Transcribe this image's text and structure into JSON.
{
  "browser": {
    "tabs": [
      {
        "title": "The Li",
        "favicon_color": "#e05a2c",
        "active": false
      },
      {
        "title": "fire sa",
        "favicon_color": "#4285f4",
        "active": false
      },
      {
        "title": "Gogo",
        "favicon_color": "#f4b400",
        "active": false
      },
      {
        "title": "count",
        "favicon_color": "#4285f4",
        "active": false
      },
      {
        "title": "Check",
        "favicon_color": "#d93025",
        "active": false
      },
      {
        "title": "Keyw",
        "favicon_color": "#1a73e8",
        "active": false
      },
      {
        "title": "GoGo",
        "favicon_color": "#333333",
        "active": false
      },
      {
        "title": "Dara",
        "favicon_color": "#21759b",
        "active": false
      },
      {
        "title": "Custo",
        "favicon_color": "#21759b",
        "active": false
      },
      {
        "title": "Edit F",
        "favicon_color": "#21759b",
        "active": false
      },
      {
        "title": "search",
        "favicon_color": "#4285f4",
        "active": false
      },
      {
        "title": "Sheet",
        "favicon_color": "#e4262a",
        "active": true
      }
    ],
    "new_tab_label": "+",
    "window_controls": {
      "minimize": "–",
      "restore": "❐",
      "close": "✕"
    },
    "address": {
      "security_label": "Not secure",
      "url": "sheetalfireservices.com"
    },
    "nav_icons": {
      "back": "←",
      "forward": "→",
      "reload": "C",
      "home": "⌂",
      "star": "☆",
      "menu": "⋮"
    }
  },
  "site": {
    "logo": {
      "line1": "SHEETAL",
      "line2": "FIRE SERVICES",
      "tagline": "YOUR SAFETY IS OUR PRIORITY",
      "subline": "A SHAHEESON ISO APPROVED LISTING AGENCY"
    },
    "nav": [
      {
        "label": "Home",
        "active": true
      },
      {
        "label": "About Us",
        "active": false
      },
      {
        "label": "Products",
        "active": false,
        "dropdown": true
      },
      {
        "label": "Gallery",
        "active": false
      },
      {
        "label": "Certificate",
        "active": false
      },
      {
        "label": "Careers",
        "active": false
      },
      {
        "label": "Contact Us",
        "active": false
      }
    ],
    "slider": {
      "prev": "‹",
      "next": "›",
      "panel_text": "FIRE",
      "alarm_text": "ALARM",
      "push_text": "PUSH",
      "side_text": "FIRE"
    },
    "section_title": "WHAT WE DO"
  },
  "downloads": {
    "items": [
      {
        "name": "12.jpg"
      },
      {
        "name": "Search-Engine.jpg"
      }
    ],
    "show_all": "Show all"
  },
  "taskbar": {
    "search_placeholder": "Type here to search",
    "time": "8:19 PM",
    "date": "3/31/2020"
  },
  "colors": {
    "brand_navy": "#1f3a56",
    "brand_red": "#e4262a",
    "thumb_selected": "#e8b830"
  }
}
+ + +
* _Exercise instructions_: Output the entries verbatim.

* _Full output_:
Transcribe this image's text and structure into JSON.
{
  "browser": {
    "tabs": [
      {
        "title": "The Li",
        "favicon_color": "#e05a2c",
        "active": false
      },
      {
        "title": "fire sa",
        "favicon_color": "#4285f4",
        "active": false
      },
      {
        "title": "Gogo",
        "favicon_color": "#f4b400",
        "active": false
      },
      {
        "title": "count",
        "favicon_color": "#4285f4",
        "active": false
      },
      {
        "title": "Check",
        "favicon_color": "#d93025",
        "active": false
      },
      {
        "title": "Keyw",
        "favicon_color": "#1a73e8",
        "active": false
      },
      {
        "title": "GoGo",
        "favicon_color": "#333333",
        "active": false
      },
      {
        "title": "Dara",
        "favicon_color": "#21759b",
        "active": false
      },
      {
        "title": "Custo",
        "favicon_color": "#21759b",
        "active": false
      },
      {
        "title": "Edit F",
        "favicon_color": "#21759b",
        "active": false
      },
      {
        "title": "search",
        "favicon_color": "#4285f4",
        "active": false
      },
      {
        "title": "Sheet",
        "favicon_color": "#e4262a",
        "active": true
      }
    ],
    "new_tab_label": "+",
    "window_controls": {
      "minimize": "–",
      "restore": "❐",
      "close": "✕"
    },
    "address": {
      "security_label": "Not secure",
      "url": "sheetalfireservices.com"
    },
    "nav_icons": {
      "back": "←",
      "forward": "→",
      "reload": "C",
      "home": "⌂",
      "star": "☆",
      "menu": "⋮"
    }
  },
  "site": {
    "logo": {
      "line1": "SHEETAL",
      "line2": "FIRE SERVICES",
      "tagline": "YOUR SAFETY IS OUR PRIORITY",
      "subline": "A SHAHEESON ISO APPROVED LISTING AGENCY"
    },
    "nav": [
      {
        "label": "Home",
        "active": true
      },
      {
        "label": "About Us",
        "active": false
      },
      {
        "label": "Products",
        "active": false,
        "dropdown": true
      },
      {
        "label": "Gallery",
        "active": false
      },
      {
        "label": "Certificate",
        "active": false
      },
      {
        "label": "Careers",
        "active": false
      },
      {
        "label": "Contact Us",
        "active": false
      }
    ],
    "slider": {
      "prev": "‹",
      "next": "›",
      "panel_text": "FIRE",
      "alarm_text": "ALARM",
      "push_text": "PUSH",
      "side_text": "FIRE"
    },
    "section_title": "WHAT WE DO"
  },
  "downloads": {
    "items": [
      {
        "name": "12.jpg"
      },
      {
        "name": "Search-Engine.jpg"
      }
    ],
    "show_all": "Show all"
  },
  "taskbar": {
    "search_placeholder": "Type here to search",
    "time": "8:19 PM",
    "date": "3/31/2020"
  },
  "colors": {
    "brand_navy": "#1f3a56",
    "brand_red": "#e4262a",
    "thumb_selected": "#e8b830"
  }
}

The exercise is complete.